**What to do**
Reply with one number: the count of lines in the records below that hold "system".
* Start Given data *
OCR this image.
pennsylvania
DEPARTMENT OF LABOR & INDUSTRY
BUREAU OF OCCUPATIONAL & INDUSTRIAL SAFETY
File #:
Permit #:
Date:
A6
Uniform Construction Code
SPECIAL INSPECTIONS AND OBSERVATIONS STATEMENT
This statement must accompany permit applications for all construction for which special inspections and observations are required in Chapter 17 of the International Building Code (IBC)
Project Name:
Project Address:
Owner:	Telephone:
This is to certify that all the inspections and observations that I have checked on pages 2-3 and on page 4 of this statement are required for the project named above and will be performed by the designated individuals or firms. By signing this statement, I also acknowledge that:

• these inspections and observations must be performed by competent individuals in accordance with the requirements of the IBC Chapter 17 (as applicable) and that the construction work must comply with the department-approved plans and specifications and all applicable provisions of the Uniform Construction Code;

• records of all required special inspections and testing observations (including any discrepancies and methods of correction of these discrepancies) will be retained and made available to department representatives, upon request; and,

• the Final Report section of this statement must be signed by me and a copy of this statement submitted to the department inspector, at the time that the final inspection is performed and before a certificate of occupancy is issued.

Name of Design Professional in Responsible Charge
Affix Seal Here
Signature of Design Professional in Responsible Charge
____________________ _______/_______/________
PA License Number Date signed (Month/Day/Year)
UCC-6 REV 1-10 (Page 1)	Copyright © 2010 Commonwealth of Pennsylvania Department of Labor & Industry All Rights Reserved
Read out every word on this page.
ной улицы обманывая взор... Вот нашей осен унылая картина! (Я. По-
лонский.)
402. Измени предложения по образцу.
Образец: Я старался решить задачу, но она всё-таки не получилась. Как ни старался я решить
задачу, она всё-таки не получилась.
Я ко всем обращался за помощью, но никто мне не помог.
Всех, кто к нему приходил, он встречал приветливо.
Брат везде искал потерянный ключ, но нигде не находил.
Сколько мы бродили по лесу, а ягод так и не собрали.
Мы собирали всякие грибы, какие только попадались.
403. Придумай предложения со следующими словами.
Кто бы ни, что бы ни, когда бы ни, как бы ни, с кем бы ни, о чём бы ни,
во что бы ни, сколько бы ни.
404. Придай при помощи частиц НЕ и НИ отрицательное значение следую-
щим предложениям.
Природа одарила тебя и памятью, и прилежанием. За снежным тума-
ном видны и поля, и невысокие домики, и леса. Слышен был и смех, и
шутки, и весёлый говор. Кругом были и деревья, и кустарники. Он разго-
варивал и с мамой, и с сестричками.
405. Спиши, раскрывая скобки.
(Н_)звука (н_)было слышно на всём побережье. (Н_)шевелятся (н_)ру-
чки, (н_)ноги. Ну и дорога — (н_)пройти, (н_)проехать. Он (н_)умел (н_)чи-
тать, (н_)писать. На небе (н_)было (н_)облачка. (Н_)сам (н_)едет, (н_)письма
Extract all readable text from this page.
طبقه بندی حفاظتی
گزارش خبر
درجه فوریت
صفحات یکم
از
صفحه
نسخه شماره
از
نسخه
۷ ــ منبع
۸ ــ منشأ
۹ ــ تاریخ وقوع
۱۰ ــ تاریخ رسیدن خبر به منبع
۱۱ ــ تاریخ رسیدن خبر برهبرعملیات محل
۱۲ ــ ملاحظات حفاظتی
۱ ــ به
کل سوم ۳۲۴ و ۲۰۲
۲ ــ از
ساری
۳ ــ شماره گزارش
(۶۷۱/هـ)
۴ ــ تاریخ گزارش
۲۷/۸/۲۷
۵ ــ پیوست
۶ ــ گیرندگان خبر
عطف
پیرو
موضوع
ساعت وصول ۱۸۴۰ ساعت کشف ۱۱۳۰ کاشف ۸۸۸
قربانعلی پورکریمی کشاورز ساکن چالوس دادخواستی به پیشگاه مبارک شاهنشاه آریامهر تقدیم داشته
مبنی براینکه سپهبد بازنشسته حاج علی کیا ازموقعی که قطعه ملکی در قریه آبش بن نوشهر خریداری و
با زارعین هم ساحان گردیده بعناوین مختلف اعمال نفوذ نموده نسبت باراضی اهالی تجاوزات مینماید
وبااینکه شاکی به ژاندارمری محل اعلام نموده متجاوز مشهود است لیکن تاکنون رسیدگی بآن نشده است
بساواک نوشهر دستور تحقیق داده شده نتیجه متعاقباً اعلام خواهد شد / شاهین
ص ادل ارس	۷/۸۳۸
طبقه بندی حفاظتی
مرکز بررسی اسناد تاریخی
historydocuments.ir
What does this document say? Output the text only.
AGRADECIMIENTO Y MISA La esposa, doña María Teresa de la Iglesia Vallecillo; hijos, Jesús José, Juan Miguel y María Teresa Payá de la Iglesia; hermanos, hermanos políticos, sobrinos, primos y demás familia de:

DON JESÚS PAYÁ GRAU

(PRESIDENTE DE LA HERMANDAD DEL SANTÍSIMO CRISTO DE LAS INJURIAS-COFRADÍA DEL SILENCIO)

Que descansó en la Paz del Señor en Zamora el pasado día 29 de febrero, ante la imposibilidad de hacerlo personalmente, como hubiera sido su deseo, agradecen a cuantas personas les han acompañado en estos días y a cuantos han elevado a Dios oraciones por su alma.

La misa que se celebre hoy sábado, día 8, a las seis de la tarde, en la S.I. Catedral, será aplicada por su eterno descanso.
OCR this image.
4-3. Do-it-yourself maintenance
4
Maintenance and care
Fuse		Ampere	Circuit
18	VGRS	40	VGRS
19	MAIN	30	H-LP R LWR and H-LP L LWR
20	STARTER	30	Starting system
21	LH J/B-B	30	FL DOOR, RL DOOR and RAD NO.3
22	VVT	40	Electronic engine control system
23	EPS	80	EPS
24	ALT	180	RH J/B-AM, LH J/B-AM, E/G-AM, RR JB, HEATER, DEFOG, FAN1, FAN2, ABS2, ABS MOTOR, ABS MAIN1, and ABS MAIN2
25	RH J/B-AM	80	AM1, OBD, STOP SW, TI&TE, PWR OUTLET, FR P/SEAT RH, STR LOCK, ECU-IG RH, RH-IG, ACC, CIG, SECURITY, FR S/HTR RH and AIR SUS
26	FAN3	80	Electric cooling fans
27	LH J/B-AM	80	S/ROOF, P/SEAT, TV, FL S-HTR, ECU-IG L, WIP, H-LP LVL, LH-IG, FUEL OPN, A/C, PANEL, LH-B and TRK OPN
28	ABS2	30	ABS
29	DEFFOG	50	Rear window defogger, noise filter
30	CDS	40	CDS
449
* End Given data *
**Reply to the exercise**
2